- _What needs to be done_
Return the count of lines that hold the string "Database", with no other words.

== Data records ==

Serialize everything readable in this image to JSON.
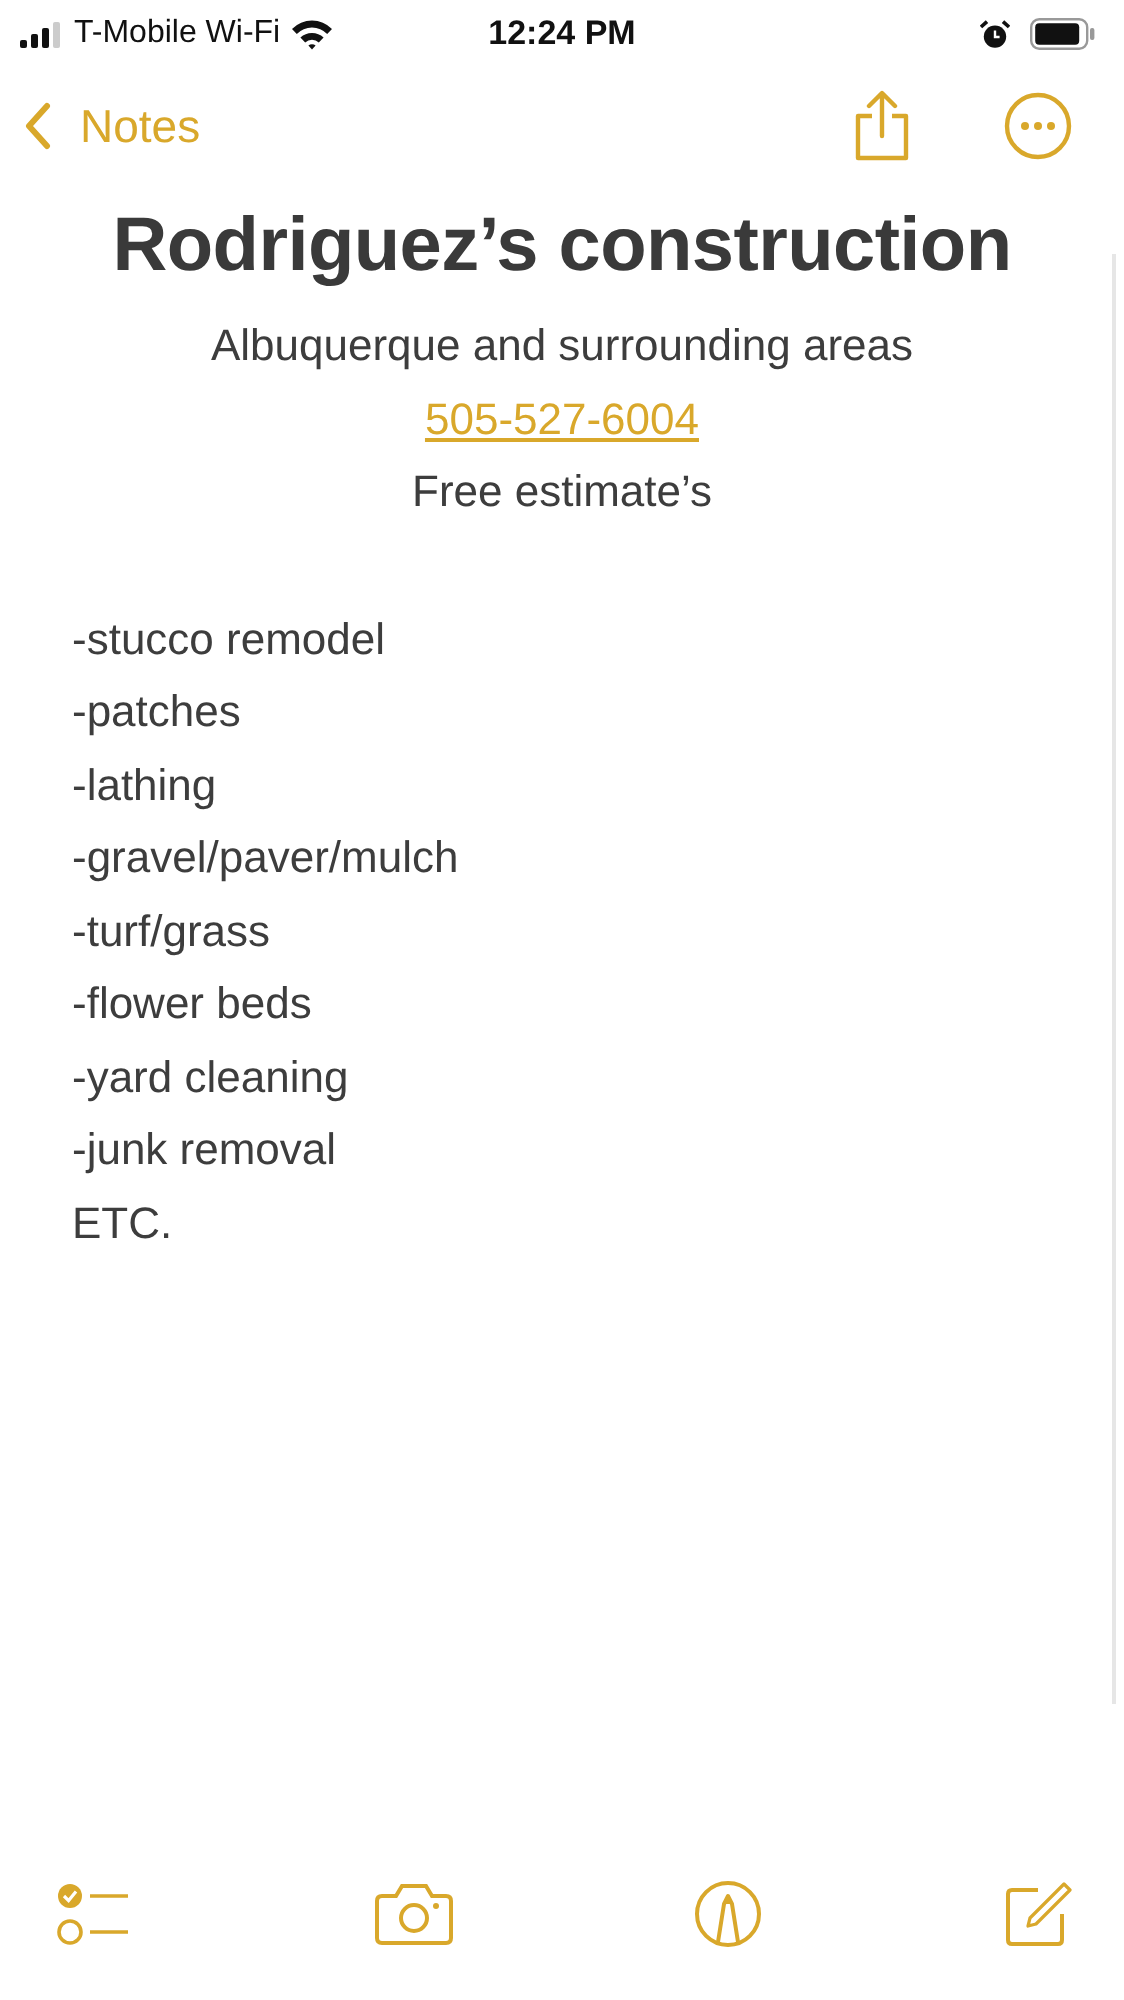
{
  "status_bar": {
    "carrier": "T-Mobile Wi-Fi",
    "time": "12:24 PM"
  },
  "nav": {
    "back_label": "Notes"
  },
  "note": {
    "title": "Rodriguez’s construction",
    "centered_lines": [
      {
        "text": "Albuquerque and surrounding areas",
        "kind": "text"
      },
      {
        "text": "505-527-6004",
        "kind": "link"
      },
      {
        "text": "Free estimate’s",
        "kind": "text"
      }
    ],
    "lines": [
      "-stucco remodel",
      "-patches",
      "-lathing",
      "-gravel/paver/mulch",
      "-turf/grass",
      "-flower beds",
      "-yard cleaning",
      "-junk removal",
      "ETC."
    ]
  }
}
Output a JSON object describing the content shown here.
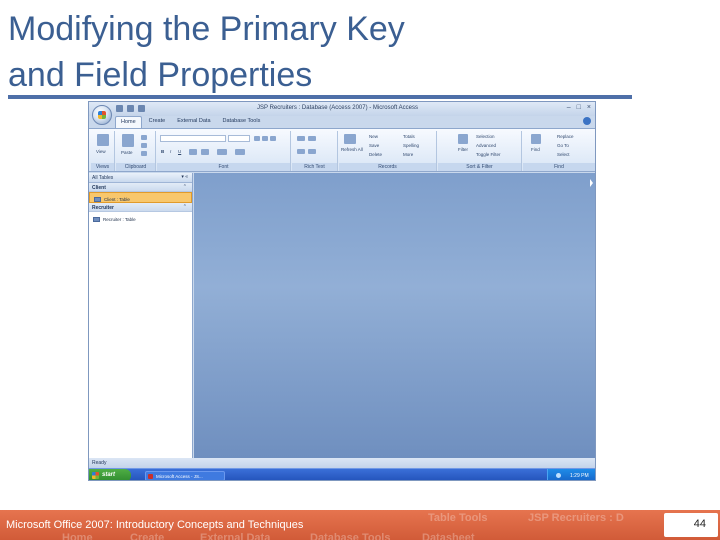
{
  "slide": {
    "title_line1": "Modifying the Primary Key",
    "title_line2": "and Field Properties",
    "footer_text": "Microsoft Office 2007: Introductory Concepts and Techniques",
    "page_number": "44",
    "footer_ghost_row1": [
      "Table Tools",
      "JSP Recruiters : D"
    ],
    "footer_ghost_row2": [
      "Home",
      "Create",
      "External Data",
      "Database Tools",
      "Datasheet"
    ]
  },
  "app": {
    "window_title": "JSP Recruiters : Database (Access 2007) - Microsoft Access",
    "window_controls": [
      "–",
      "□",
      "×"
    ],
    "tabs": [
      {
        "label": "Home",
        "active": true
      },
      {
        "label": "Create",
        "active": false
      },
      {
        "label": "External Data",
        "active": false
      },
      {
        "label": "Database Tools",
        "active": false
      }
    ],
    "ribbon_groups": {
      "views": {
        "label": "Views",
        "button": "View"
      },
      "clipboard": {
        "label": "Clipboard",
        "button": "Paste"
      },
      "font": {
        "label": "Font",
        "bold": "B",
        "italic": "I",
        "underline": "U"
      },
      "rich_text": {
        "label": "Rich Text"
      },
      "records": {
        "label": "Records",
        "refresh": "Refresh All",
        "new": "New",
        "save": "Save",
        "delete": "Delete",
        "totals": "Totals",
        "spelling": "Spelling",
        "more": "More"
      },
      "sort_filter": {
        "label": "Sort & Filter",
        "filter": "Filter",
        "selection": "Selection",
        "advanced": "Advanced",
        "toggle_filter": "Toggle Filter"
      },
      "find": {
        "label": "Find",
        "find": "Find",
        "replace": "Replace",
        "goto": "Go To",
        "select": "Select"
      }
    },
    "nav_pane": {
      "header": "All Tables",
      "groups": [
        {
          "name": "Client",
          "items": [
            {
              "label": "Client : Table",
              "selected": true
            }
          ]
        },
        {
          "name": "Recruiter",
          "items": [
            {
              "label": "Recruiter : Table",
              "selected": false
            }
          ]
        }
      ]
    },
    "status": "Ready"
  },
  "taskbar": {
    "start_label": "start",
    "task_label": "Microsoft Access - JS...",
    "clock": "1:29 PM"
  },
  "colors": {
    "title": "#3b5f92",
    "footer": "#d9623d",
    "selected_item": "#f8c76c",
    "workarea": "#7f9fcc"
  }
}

===

- _Response to this exercise_
3